─── Raw data ───
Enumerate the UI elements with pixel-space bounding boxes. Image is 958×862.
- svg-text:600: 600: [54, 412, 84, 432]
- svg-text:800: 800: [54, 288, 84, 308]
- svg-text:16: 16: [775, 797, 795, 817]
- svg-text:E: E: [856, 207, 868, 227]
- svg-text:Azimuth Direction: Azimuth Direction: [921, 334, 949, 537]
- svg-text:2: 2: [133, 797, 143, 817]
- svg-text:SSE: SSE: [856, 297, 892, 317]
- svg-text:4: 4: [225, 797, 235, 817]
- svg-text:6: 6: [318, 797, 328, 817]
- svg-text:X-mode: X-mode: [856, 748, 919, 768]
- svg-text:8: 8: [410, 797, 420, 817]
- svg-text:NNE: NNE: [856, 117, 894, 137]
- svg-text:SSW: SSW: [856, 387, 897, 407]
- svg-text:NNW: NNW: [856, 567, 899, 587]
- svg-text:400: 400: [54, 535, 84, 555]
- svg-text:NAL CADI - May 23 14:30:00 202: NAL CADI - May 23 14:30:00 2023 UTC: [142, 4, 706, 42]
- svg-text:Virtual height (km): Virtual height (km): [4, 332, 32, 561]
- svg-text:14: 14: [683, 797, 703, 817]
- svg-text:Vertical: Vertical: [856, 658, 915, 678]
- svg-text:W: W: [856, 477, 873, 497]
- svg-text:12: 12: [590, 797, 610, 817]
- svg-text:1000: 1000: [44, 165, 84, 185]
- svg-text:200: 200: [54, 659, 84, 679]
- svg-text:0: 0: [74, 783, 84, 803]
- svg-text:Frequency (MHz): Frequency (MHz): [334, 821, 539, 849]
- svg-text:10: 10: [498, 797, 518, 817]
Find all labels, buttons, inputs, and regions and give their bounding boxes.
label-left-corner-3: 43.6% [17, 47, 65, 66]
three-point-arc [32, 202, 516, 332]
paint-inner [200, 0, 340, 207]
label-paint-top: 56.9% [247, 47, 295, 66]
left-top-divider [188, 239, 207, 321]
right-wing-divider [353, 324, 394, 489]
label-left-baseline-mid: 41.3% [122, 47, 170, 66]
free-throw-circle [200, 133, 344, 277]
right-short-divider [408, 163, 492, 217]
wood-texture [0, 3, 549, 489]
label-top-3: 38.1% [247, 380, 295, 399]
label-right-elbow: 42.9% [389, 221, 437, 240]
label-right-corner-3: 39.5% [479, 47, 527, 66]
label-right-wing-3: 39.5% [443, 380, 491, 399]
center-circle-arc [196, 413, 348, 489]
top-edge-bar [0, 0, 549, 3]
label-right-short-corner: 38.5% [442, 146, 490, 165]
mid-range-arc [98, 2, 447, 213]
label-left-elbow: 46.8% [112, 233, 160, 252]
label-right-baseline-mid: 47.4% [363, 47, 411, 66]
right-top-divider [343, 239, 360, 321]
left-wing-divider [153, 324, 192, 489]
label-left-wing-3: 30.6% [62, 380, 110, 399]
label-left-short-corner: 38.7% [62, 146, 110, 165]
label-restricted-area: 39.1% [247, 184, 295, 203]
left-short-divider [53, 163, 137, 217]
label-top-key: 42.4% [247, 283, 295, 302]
───
Retype all of the records above line by line, keeping every character unchanged.

Response to the task -
Enumerate the UI elements with pixel-space bounding boxes. Image is 958×862.
- svg-text:600: 600: [54, 412, 84, 432]
- svg-text:800: 800: [54, 288, 84, 308]
- svg-text:16: 16: [775, 797, 795, 817]
- svg-text:E: E: [856, 207, 868, 227]
- svg-text:Azimuth Direction: Azimuth Direction: [921, 334, 949, 537]
- svg-text:2: 2: [133, 797, 143, 817]
- svg-text:SSE: SSE: [856, 297, 892, 317]
- svg-text:4: 4: [225, 797, 235, 817]
- svg-text:6: 6: [318, 797, 328, 817]
- svg-text:X-mode: X-mode: [856, 748, 919, 768]
- svg-text:8: 8: [410, 797, 420, 817]
- svg-text:NNE: NNE: [856, 117, 894, 137]
- svg-text:SSW: SSW: [856, 387, 897, 407]
- svg-text:NNW: NNW: [856, 567, 899, 587]
- svg-text:400: 400: [54, 535, 84, 555]
- svg-text:NAL CADI - May 23 14:30:00 202: NAL CADI - May 23 14:30:00 2023 UTC: [142, 4, 706, 42]
- svg-text:Virtual height (km): Virtual height (km): [4, 332, 32, 561]
- svg-text:14: 14: [683, 797, 703, 817]
- svg-text:Vertical: Vertical: [856, 658, 915, 678]
- svg-text:W: W: [856, 477, 873, 497]
- svg-text:12: 12: [590, 797, 610, 817]
- svg-text:1000: 1000: [44, 165, 84, 185]
- svg-text:200: 200: [54, 659, 84, 679]
- svg-text:0: 0: [74, 783, 84, 803]
- svg-text:Frequency (MHz): Frequency (MHz): [334, 821, 539, 849]
- svg-text:10: 10: [498, 797, 518, 817]
Find all labels, buttons, inputs, and regions and give their bounding boxes.
label-left-corner-3: 43.6% [17, 47, 65, 66]
three-point-arc [32, 202, 516, 332]
paint-inner [200, 0, 340, 207]
label-paint-top: 56.9% [247, 47, 295, 66]
left-top-divider [188, 239, 207, 321]
right-wing-divider [353, 324, 394, 489]
label-left-baseline-mid: 41.3% [122, 47, 170, 66]
free-throw-circle [200, 133, 344, 277]
right-short-divider [408, 163, 492, 217]
wood-texture [0, 3, 549, 489]
label-top-3: 38.1% [247, 380, 295, 399]
label-right-elbow: 42.9% [389, 221, 437, 240]
label-right-corner-3: 39.5% [479, 47, 527, 66]
label-right-wing-3: 39.5% [443, 380, 491, 399]
center-circle-arc [196, 413, 348, 489]
top-edge-bar [0, 0, 549, 3]
label-right-short-corner: 38.5% [442, 146, 490, 165]
mid-range-arc [98, 2, 447, 213]
label-left-elbow: 46.8% [112, 233, 160, 252]
label-right-baseline-mid: 47.4% [363, 47, 411, 66]
right-top-divider [343, 239, 360, 321]
left-wing-divider [153, 324, 192, 489]
label-left-wing-3: 30.6% [62, 380, 110, 399]
label-left-short-corner: 38.7% [62, 146, 110, 165]
label-restricted-area: 39.1% [247, 184, 295, 203]
left-short-divider [53, 163, 137, 217]
label-top-key: 42.4% [247, 283, 295, 302]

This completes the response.